--- START OF Provided data ---

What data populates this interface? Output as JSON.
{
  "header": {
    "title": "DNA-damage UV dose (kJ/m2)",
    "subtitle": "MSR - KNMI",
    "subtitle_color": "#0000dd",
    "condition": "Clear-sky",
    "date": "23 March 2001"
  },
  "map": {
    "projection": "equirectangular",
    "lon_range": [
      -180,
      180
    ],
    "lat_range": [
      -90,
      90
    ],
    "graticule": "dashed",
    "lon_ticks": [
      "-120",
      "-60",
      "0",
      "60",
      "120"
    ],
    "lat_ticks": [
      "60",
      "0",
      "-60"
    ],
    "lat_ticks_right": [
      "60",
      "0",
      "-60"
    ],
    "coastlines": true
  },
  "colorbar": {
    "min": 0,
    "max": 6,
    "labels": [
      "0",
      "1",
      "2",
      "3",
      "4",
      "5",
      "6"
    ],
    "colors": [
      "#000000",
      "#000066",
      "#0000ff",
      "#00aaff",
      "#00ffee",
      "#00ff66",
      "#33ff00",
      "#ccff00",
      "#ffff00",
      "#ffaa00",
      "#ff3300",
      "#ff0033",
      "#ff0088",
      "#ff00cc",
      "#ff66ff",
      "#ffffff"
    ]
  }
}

--- END OF Provided data ---

▶ Exercise instructions: Write down the full listing again, exactly.

▶ Output:
What data populates this interface? Output as JSON.
{
  "header": {
    "title": "DNA-damage UV dose (kJ/m2)",
    "subtitle": "MSR - KNMI",
    "subtitle_color": "#0000dd",
    "condition": "Clear-sky",
    "date": "23 March 2001"
  },
  "map": {
    "projection": "equirectangular",
    "lon_range": [
      -180,
      180
    ],
    "lat_range": [
      -90,
      90
    ],
    "graticule": "dashed",
    "lon_ticks": [
      "-120",
      "-60",
      "0",
      "60",
      "120"
    ],
    "lat_ticks": [
      "60",
      "0",
      "-60"
    ],
    "lat_ticks_right": [
      "60",
      "0",
      "-60"
    ],
    "coastlines": true
  },
  "colorbar": {
    "min": 0,
    "max": 6,
    "labels": [
      "0",
      "1",
      "2",
      "3",
      "4",
      "5",
      "6"
    ],
    "colors": [
      "#000000",
      "#000066",
      "#0000ff",
      "#00aaff",
      "#00ffee",
      "#00ff66",
      "#33ff00",
      "#ccff00",
      "#ffff00",
      "#ffaa00",
      "#ff3300",
      "#ff0033",
      "#ff0088",
      "#ff00cc",
      "#ff66ff",
      "#ffffff"
    ]
  }
}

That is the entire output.